___ Excerpted records
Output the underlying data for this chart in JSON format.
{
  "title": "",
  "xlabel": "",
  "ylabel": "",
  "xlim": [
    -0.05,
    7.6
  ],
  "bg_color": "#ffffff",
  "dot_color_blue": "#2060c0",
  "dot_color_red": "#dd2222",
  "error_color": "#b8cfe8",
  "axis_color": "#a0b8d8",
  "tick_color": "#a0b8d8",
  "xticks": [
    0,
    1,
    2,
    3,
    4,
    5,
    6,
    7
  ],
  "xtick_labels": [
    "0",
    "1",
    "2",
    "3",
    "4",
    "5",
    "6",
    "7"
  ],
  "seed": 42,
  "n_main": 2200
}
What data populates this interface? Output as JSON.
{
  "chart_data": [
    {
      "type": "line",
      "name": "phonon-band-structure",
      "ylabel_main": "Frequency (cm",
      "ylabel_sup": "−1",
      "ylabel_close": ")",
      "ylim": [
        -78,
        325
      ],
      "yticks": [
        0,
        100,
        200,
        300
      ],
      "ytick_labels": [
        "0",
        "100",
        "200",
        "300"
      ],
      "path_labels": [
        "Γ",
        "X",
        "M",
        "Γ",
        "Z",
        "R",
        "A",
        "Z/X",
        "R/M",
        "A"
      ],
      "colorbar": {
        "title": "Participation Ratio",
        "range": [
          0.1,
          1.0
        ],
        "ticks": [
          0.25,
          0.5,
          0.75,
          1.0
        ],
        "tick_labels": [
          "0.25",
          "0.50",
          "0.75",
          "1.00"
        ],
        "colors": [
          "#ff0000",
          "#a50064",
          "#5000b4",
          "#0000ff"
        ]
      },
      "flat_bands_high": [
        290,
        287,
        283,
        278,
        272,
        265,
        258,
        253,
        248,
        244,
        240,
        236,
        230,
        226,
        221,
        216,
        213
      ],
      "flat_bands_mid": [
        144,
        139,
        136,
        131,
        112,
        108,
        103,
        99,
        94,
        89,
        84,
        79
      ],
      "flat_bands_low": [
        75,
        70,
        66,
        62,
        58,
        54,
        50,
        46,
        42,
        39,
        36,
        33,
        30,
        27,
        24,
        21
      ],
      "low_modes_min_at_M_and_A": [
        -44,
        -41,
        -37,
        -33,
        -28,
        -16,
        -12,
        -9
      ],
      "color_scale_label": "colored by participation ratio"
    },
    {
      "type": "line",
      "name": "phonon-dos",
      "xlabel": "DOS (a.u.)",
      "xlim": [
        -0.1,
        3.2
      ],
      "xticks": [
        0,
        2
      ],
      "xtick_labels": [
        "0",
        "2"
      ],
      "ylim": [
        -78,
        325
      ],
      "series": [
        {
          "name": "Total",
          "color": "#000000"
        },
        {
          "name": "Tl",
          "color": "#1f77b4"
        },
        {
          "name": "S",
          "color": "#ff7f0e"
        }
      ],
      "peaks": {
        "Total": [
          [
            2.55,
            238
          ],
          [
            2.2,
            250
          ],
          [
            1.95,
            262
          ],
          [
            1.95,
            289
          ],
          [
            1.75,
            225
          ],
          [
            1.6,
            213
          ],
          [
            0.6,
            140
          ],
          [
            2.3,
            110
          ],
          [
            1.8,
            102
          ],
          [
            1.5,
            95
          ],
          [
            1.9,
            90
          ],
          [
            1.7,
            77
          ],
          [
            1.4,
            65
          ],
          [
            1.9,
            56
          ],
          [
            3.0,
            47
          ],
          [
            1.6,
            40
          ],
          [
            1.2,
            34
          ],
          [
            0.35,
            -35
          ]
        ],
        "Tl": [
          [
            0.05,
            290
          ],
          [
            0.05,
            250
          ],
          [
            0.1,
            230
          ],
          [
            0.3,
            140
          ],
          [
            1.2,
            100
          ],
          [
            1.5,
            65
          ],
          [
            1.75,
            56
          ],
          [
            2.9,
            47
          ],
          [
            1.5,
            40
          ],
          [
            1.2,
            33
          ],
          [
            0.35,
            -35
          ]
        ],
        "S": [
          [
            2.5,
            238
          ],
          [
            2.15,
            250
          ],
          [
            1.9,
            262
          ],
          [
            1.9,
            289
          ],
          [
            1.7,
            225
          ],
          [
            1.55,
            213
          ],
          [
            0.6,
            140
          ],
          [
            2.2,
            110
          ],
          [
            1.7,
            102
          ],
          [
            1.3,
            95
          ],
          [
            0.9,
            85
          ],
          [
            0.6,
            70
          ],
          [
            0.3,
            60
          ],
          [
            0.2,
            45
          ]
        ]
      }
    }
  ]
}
______
### Work instructions
Return all of the data precisely as it appears.

### Task response
Output the underlying data for this chart in JSON format.
{
  "title": "",
  "xlabel": "",
  "ylabel": "",
  "xlim": [
    -0.05,
    7.6
  ],
  "bg_color": "#ffffff",
  "dot_color_blue": "#2060c0",
  "dot_color_red": "#dd2222",
  "error_color": "#b8cfe8",
  "axis_color": "#a0b8d8",
  "tick_color": "#a0b8d8",
  "xticks": [
    0,
    1,
    2,
    3,
    4,
    5,
    6,
    7
  ],
  "xtick_labels": [
    "0",
    "1",
    "2",
    "3",
    "4",
    "5",
    "6",
    "7"
  ],
  "seed": 42,
  "n_main": 2200
}
What data populates this interface? Output as JSON.
{
  "chart_data": [
    {
      "type": "line",
      "name": "phonon-band-structure",
      "ylabel_main": "Frequency (cm",
      "ylabel_sup": "−1",
      "ylabel_close": ")",
      "ylim": [
        -78,
        325
      ],
      "yticks": [
        0,
        100,
        200,
        300
      ],
      "ytick_labels": [
        "0",
        "100",
        "200",
        "300"
      ],
      "path_labels": [
        "Γ",
        "X",
        "M",
        "Γ",
        "Z",
        "R",
        "A",
        "Z/X",
        "R/M",
        "A"
      ],
      "colorbar": {
        "title": "Participation Ratio",
        "range": [
          0.1,
          1.0
        ],
        "ticks": [
          0.25,
          0.5,
          0.75,
          1.0
        ],
        "tick_labels": [
          "0.25",
          "0.50",
          "0.75",
          "1.00"
        ],
        "colors": [
          "#ff0000",
          "#a50064",
          "#5000b4",
          "#0000ff"
        ]
      },
      "flat_bands_high": [
        290,
        287,
        283,
        278,
        272,
        265,
        258,
        253,
        248,
        244,
        240,
        236,
        230,
        226,
        221,
        216,
        213
      ],
      "flat_bands_mid": [
        144,
        139,
        136,
        131,
        112,
        108,
        103,
        99,
        94,
        89,
        84,
        79
      ],
      "flat_bands_low": [
        75,
        70,
        66,
        62,
        58,
        54,
        50,
        46,
        42,
        39,
        36,
        33,
        30,
        27,
        24,
        21
      ],
      "low_modes_min_at_M_and_A": [
        -44,
        -41,
        -37,
        -33,
        -28,
        -16,
        -12,
        -9
      ],
      "color_scale_label": "colored by participation ratio"
    },
    {
      "type": "line",
      "name": "phonon-dos",
      "xlabel": "DOS (a.u.)",
      "xlim": [
        -0.1,
        3.2
      ],
      "xticks": [
        0,
        2
      ],
      "xtick_labels": [
        "0",
        "2"
      ],
      "ylim": [
        -78,
        325
      ],
      "series": [
        {
          "name": "Total",
          "color": "#000000"
        },
        {
          "name": "Tl",
          "color": "#1f77b4"
        },
        {
          "name": "S",
          "color": "#ff7f0e"
        }
      ],
      "peaks": {
        "Total": [
          [
            2.55,
            238
          ],
          [
            2.2,
            250
          ],
          [
            1.95,
            262
          ],
          [
            1.95,
            289
          ],
          [
            1.75,
            225
          ],
          [
            1.6,
            213
          ],
          [
            0.6,
            140
          ],
          [
            2.3,
            110
          ],
          [
            1.8,
            102
          ],
          [
            1.5,
            95
          ],
          [
            1.9,
            90
          ],
          [
            1.7,
            77
          ],
          [
            1.4,
            65
          ],
          [
            1.9,
            56
          ],
          [
            3.0,
            47
          ],
          [
            1.6,
            40
          ],
          [
            1.2,
            34
          ],
          [
            0.35,
            -35
          ]
        ],
        "Tl": [
          [
            0.05,
            290
          ],
          [
            0.05,
            250
          ],
          [
            0.1,
            230
          ],
          [
            0.3,
            140
          ],
          [
            1.2,
            100
          ],
          [
            1.5,
            65
          ],
          [
            1.75,
            56
          ],
          [
            2.9,
            47
          ],
          [
            1.5,
            40
          ],
          [
            1.2,
            33
          ],
          [
            0.35,
            -35
          ]
        ],
        "S": [
          [
            2.5,
            238
          ],
          [
            2.15,
            250
          ],
          [
            1.9,
            262
          ],
          [
            1.9,
            289
          ],
          [
            1.7,
            225
          ],
          [
            1.55,
            213
          ],
          [
            0.6,
            140
          ],
          [
            2.2,
            110
          ],
          [
            1.7,
            102
          ],
          [
            1.3,
            95
          ],
          [
            0.9,
            85
          ],
          [
            0.6,
            70
          ],
          [
            0.3,
            60
          ],
          [
            0.2,
            45
          ]
        ]
      }
    }
  ]
}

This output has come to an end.